━━ Information given ━━

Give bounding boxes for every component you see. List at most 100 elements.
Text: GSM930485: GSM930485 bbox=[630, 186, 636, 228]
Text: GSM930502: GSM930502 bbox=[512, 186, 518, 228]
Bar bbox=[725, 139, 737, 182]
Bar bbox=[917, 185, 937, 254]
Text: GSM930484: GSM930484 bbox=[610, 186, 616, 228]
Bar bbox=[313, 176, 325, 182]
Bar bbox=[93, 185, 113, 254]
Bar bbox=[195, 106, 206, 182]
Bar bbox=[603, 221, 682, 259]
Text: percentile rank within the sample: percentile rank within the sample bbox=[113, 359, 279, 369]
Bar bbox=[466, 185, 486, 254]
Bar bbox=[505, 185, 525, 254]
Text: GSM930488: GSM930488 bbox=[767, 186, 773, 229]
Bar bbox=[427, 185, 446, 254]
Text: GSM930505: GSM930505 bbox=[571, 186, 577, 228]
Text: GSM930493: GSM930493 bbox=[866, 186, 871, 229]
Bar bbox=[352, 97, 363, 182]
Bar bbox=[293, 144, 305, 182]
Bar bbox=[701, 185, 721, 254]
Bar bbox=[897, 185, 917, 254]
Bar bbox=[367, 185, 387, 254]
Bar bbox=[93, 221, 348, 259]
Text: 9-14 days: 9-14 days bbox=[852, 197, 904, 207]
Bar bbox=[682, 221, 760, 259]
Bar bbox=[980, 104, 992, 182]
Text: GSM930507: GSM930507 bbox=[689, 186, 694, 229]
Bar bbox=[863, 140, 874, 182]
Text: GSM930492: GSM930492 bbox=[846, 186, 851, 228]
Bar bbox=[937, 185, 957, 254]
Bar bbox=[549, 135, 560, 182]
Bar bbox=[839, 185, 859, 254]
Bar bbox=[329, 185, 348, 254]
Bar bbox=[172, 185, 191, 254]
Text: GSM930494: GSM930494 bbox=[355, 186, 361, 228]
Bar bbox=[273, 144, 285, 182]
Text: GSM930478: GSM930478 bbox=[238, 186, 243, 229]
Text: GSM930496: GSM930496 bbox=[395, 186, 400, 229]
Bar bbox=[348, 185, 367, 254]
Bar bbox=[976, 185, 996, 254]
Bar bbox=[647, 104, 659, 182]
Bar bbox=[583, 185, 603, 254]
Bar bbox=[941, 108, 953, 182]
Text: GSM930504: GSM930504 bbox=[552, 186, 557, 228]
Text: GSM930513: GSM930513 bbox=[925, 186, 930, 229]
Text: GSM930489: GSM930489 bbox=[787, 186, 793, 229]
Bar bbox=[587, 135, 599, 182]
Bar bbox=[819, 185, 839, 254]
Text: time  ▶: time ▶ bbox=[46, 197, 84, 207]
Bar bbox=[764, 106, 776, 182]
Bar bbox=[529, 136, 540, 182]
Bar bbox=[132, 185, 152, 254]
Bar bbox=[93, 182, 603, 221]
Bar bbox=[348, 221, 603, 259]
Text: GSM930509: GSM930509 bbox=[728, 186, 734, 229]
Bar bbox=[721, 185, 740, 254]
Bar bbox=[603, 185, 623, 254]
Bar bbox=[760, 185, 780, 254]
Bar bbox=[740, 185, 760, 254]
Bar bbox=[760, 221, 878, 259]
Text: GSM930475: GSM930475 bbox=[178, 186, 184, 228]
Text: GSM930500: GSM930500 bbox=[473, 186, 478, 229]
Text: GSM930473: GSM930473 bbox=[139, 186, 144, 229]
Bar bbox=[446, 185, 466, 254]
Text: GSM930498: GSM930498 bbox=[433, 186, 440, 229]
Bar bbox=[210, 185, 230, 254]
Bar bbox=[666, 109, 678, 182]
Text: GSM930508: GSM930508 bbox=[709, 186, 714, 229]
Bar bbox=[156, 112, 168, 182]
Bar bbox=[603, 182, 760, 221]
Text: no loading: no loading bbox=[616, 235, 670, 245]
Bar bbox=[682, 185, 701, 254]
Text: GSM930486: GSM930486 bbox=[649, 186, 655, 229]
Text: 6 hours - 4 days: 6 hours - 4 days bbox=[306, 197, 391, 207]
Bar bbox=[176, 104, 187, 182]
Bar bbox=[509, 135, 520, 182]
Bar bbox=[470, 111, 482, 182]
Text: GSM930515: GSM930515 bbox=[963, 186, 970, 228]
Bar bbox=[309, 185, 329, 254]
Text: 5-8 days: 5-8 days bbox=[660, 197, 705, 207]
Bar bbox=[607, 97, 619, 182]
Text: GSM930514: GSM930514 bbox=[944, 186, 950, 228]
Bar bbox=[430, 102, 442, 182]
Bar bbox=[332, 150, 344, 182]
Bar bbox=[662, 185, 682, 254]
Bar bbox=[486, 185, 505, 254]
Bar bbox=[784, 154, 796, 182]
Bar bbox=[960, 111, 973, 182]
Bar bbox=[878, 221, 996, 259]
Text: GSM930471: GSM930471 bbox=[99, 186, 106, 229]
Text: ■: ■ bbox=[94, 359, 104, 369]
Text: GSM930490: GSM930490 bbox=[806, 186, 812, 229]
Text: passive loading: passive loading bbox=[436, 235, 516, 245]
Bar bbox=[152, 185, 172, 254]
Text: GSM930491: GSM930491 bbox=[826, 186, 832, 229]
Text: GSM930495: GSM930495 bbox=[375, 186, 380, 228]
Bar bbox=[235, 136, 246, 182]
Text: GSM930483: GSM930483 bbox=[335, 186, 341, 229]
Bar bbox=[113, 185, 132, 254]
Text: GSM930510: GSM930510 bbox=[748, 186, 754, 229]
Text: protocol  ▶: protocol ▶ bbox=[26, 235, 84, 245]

━━━

[Written task]: Extract every line of the data above and reproduce each one verbatim, without any changes.

[Task answer]:
Give bounding boxes for every component you see. List at most 100 elements.
Text: GSM930485: GSM930485 bbox=[630, 186, 636, 228]
Text: GSM930502: GSM930502 bbox=[512, 186, 518, 228]
Bar bbox=[725, 139, 737, 182]
Bar bbox=[917, 185, 937, 254]
Text: GSM930484: GSM930484 bbox=[610, 186, 616, 228]
Bar bbox=[313, 176, 325, 182]
Bar bbox=[93, 185, 113, 254]
Bar bbox=[195, 106, 206, 182]
Bar bbox=[603, 221, 682, 259]
Text: percentile rank within the sample: percentile rank within the sample bbox=[113, 359, 279, 369]
Bar bbox=[466, 185, 486, 254]
Bar bbox=[505, 185, 525, 254]
Text: GSM930488: GSM930488 bbox=[767, 186, 773, 229]
Bar bbox=[427, 185, 446, 254]
Text: GSM930505: GSM930505 bbox=[571, 186, 577, 228]
Text: GSM930493: GSM930493 bbox=[866, 186, 871, 229]
Bar bbox=[352, 97, 363, 182]
Bar bbox=[293, 144, 305, 182]
Bar bbox=[701, 185, 721, 254]
Bar bbox=[897, 185, 917, 254]
Bar bbox=[367, 185, 387, 254]
Bar bbox=[93, 221, 348, 259]
Text: 9-14 days: 9-14 days bbox=[852, 197, 904, 207]
Bar bbox=[682, 221, 760, 259]
Bar bbox=[980, 104, 992, 182]
Text: GSM930507: GSM930507 bbox=[689, 186, 694, 229]
Bar bbox=[863, 140, 874, 182]
Text: GSM930492: GSM930492 bbox=[846, 186, 851, 228]
Bar bbox=[937, 185, 957, 254]
Bar bbox=[549, 135, 560, 182]
Bar bbox=[839, 185, 859, 254]
Bar bbox=[329, 185, 348, 254]
Bar bbox=[172, 185, 191, 254]
Text: GSM930494: GSM930494 bbox=[355, 186, 361, 228]
Bar bbox=[273, 144, 285, 182]
Text: GSM930478: GSM930478 bbox=[238, 186, 243, 229]
Text: GSM930496: GSM930496 bbox=[395, 186, 400, 229]
Bar bbox=[348, 185, 367, 254]
Bar bbox=[976, 185, 996, 254]
Bar bbox=[647, 104, 659, 182]
Bar bbox=[583, 185, 603, 254]
Bar bbox=[941, 108, 953, 182]
Text: GSM930504: GSM930504 bbox=[552, 186, 557, 228]
Text: GSM930513: GSM930513 bbox=[925, 186, 930, 229]
Text: GSM930489: GSM930489 bbox=[787, 186, 793, 229]
Bar bbox=[587, 135, 599, 182]
Bar bbox=[819, 185, 839, 254]
Text: time  ▶: time ▶ bbox=[46, 197, 84, 207]
Bar bbox=[764, 106, 776, 182]
Bar bbox=[529, 136, 540, 182]
Bar bbox=[132, 185, 152, 254]
Bar bbox=[93, 182, 603, 221]
Bar bbox=[348, 221, 603, 259]
Text: GSM930509: GSM930509 bbox=[728, 186, 734, 229]
Bar bbox=[721, 185, 740, 254]
Bar bbox=[603, 185, 623, 254]
Bar bbox=[760, 185, 780, 254]
Bar bbox=[740, 185, 760, 254]
Bar bbox=[760, 221, 878, 259]
Text: GSM930475: GSM930475 bbox=[178, 186, 184, 228]
Text: GSM930500: GSM930500 bbox=[473, 186, 478, 229]
Text: GSM930473: GSM930473 bbox=[139, 186, 144, 229]
Bar bbox=[446, 185, 466, 254]
Text: GSM930498: GSM930498 bbox=[433, 186, 440, 229]
Bar bbox=[210, 185, 230, 254]
Bar bbox=[666, 109, 678, 182]
Text: GSM930508: GSM930508 bbox=[709, 186, 714, 229]
Bar bbox=[156, 112, 168, 182]
Bar bbox=[603, 182, 760, 221]
Text: no loading: no loading bbox=[616, 235, 670, 245]
Bar bbox=[682, 185, 701, 254]
Text: GSM930486: GSM930486 bbox=[649, 186, 655, 229]
Text: 6 hours - 4 days: 6 hours - 4 days bbox=[306, 197, 391, 207]
Bar bbox=[176, 104, 187, 182]
Bar bbox=[509, 135, 520, 182]
Bar bbox=[470, 111, 482, 182]
Text: GSM930515: GSM930515 bbox=[963, 186, 970, 228]
Bar bbox=[309, 185, 329, 254]
Text: 5-8 days: 5-8 days bbox=[660, 197, 705, 207]
Bar bbox=[607, 97, 619, 182]
Text: GSM930514: GSM930514 bbox=[944, 186, 950, 228]
Bar bbox=[430, 102, 442, 182]
Bar bbox=[332, 150, 344, 182]
Bar bbox=[662, 185, 682, 254]
Bar bbox=[486, 185, 505, 254]
Bar bbox=[784, 154, 796, 182]
Bar bbox=[960, 111, 973, 182]
Bar bbox=[878, 221, 996, 259]
Text: GSM930471: GSM930471 bbox=[99, 186, 106, 229]
Text: ■: ■ bbox=[94, 359, 104, 369]
Text: GSM930490: GSM930490 bbox=[806, 186, 812, 229]
Text: passive loading: passive loading bbox=[436, 235, 516, 245]
Bar bbox=[152, 185, 172, 254]
Text: GSM930491: GSM930491 bbox=[826, 186, 832, 229]
Text: GSM930495: GSM930495 bbox=[375, 186, 380, 228]
Bar bbox=[235, 136, 246, 182]
Text: GSM930483: GSM930483 bbox=[335, 186, 341, 229]
Bar bbox=[113, 185, 132, 254]
Text: GSM930510: GSM930510 bbox=[748, 186, 754, 229]
Text: protocol  ▶: protocol ▶ bbox=[26, 235, 84, 245]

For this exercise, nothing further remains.